↓↓↓

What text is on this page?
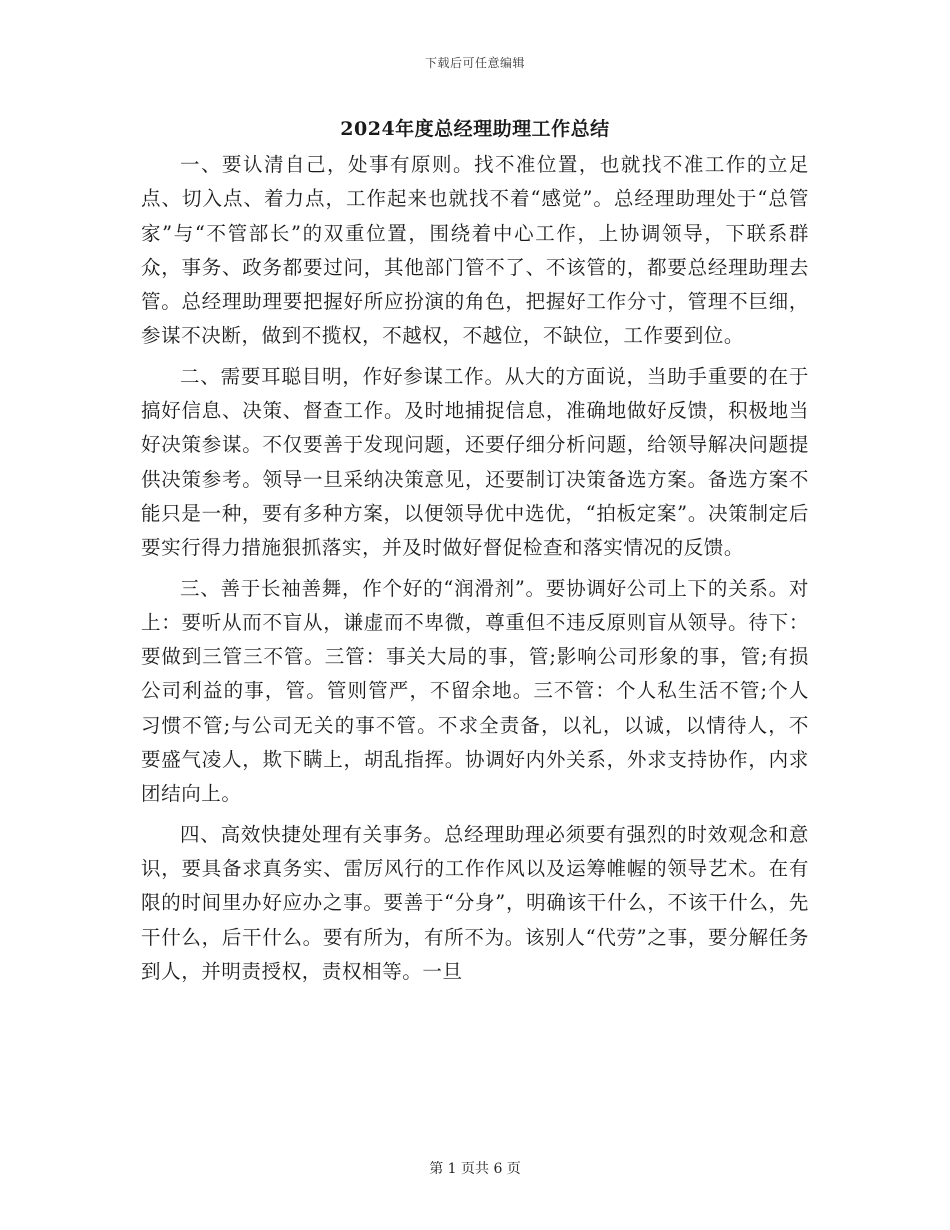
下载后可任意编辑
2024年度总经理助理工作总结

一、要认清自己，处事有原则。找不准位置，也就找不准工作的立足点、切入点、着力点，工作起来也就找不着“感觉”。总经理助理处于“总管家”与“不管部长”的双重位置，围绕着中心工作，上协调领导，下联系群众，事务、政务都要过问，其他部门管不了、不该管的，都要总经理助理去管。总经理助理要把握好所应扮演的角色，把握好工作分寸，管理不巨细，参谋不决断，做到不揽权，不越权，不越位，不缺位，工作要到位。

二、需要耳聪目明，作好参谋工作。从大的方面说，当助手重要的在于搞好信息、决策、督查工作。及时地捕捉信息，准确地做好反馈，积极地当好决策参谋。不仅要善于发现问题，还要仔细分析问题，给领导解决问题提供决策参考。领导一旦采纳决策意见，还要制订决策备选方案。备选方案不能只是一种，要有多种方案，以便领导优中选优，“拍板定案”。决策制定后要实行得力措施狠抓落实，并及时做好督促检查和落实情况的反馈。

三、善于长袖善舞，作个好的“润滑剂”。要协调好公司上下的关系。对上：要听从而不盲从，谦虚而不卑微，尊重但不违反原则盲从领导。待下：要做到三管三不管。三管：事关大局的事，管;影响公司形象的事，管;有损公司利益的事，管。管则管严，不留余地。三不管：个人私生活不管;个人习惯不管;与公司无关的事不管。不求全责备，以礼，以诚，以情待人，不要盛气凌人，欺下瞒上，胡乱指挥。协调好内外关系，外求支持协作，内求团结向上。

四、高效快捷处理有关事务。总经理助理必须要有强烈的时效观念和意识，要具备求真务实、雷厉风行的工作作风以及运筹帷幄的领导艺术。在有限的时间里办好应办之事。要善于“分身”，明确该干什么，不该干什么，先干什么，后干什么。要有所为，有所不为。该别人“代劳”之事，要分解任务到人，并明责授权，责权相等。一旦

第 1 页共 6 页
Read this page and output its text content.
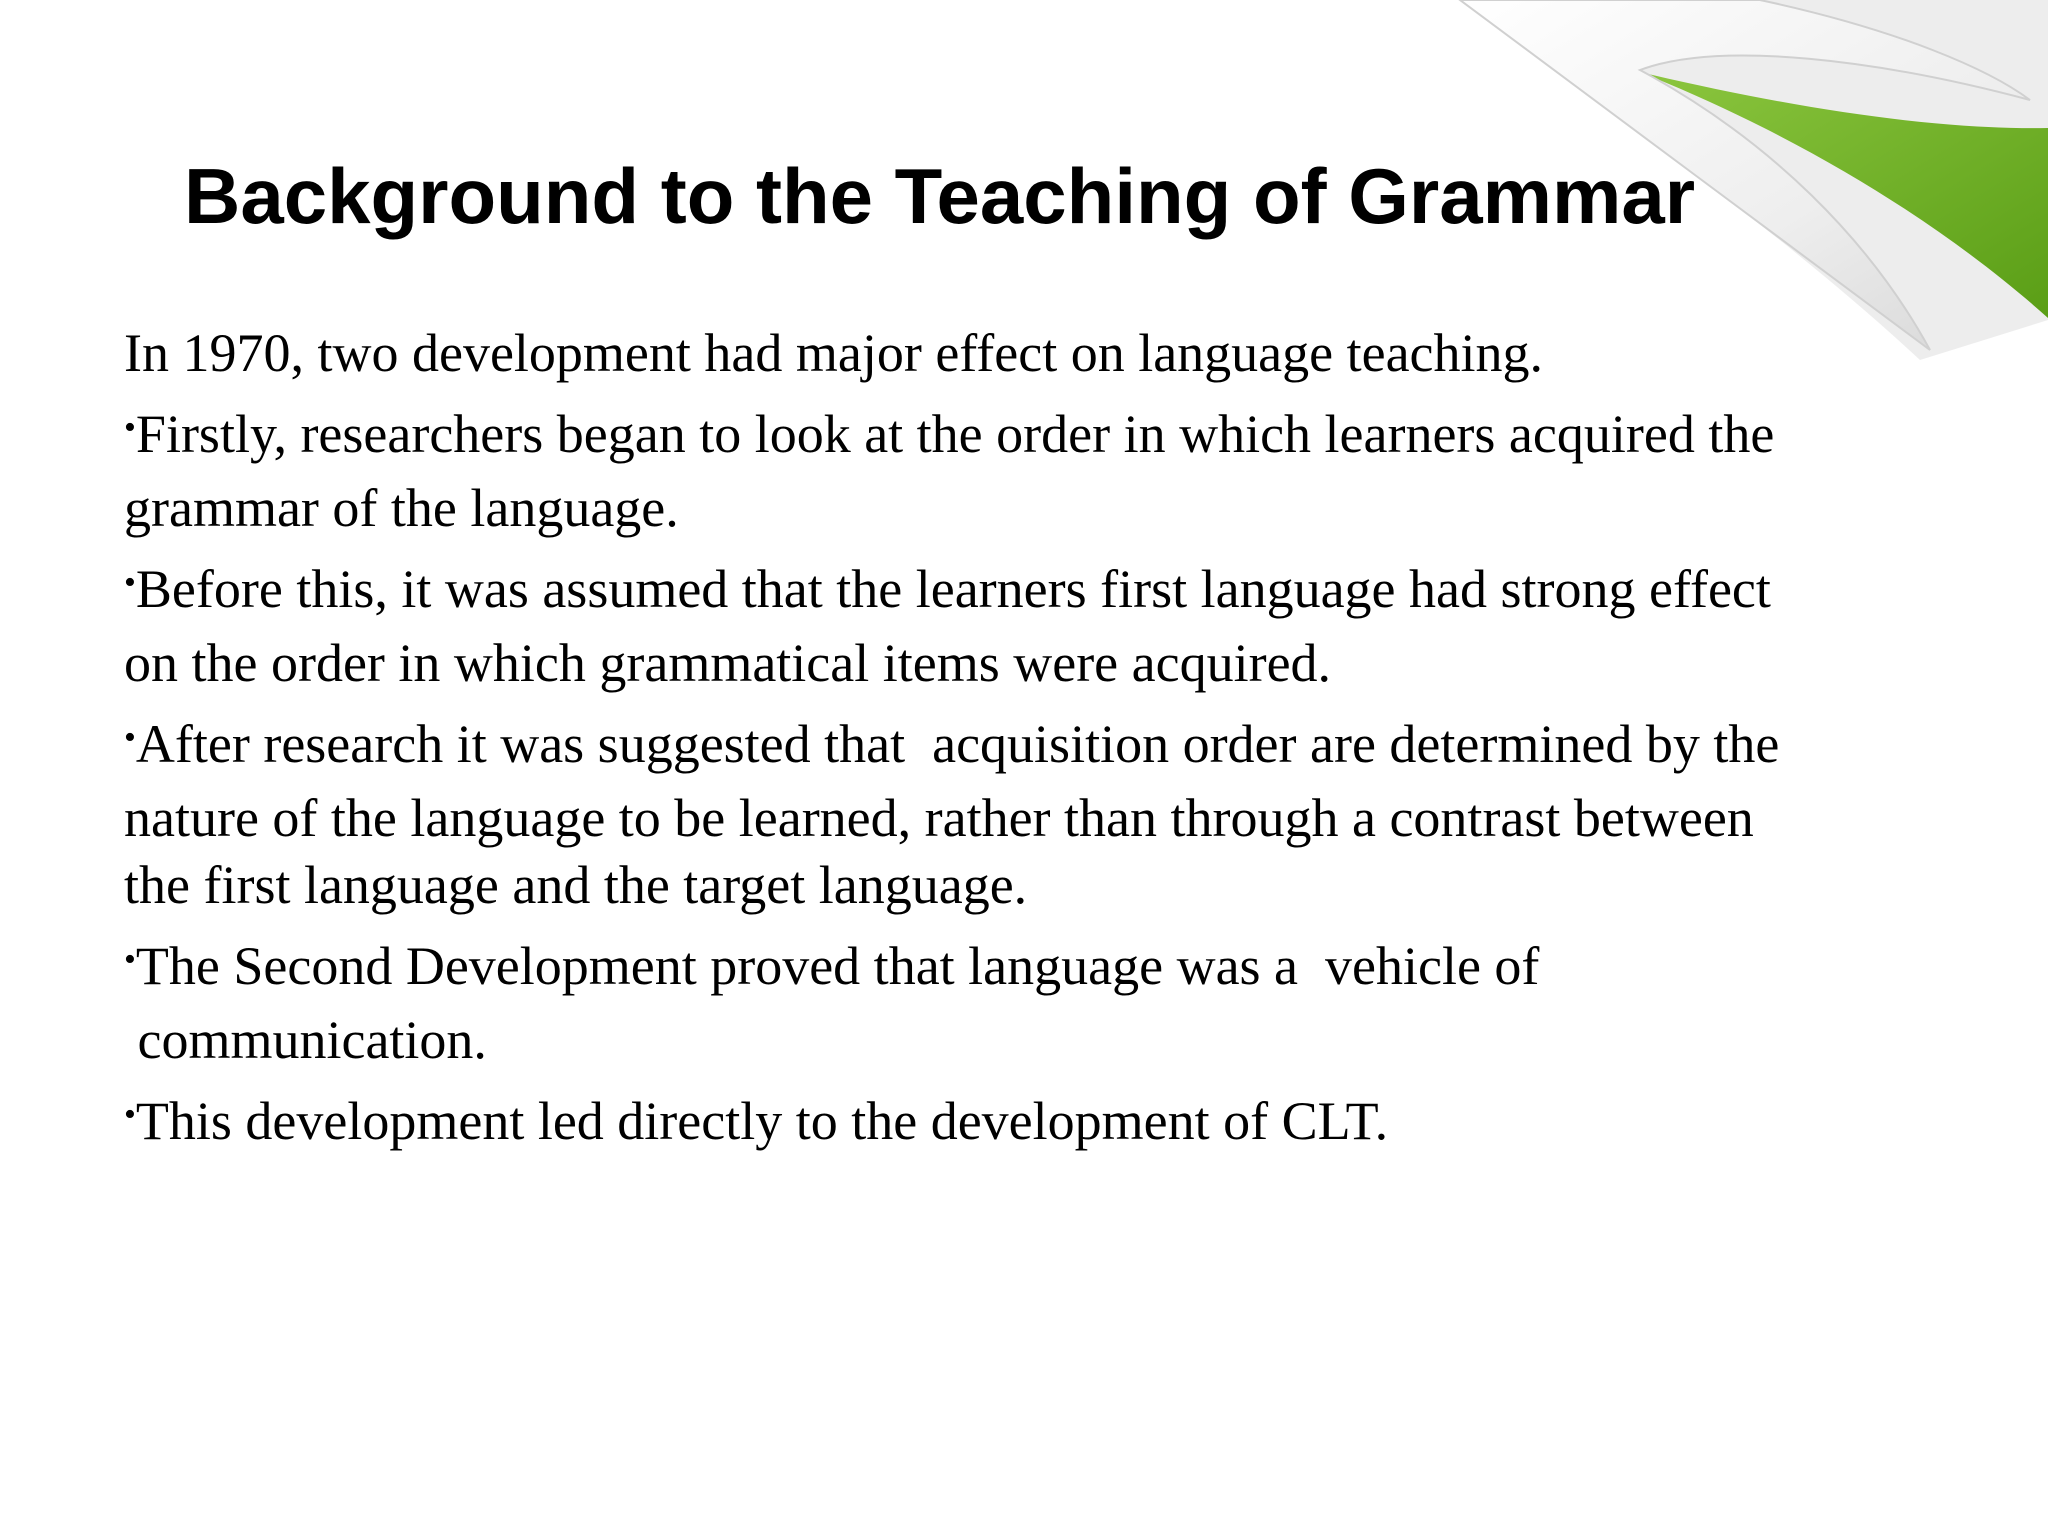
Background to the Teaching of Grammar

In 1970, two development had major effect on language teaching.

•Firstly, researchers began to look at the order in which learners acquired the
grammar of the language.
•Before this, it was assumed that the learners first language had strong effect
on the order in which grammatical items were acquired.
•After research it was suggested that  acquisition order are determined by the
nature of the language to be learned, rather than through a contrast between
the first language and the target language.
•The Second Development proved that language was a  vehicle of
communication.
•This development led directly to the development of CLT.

↑↑↑
↓↓↓

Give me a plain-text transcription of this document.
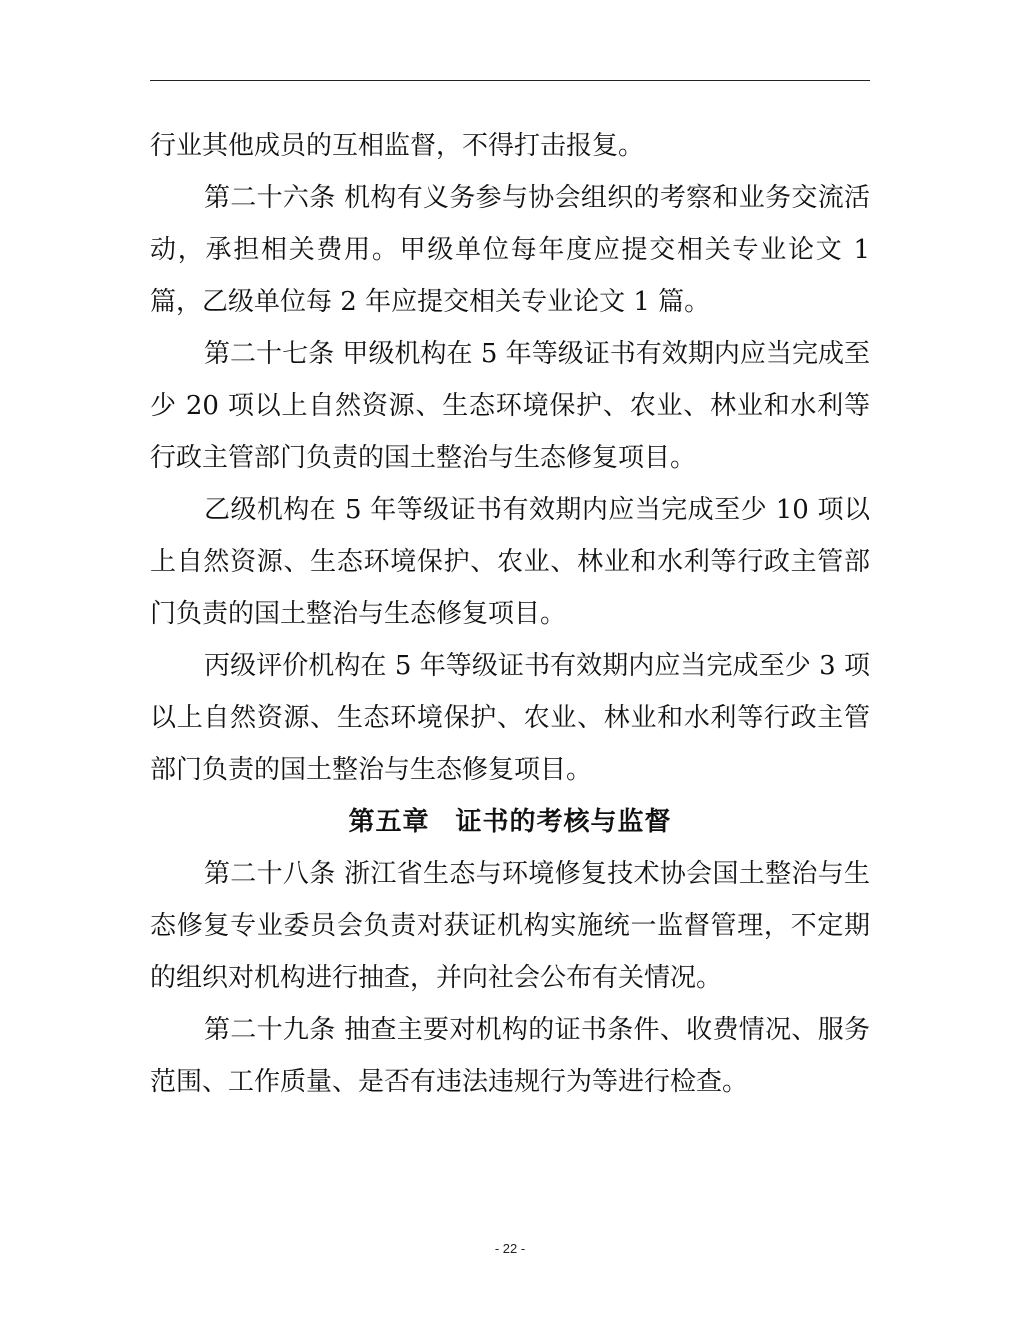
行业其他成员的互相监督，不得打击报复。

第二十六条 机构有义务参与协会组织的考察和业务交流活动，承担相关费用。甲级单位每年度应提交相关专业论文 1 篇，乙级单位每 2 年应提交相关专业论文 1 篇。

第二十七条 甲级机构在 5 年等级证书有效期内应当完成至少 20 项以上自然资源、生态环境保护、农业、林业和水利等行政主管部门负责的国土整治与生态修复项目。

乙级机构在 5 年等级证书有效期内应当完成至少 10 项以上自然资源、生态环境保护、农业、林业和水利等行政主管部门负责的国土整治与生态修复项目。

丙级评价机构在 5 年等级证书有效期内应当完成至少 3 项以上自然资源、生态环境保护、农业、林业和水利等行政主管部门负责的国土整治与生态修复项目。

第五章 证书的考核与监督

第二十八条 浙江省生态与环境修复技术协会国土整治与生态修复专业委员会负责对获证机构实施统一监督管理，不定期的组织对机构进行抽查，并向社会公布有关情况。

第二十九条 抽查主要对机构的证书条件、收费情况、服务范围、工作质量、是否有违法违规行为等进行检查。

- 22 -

↑↑↑

YOUR TASK
Pull every line containing "page" from the material above.

FINISHED EXERCISE
What text is on this page?
Read this page and output its text content.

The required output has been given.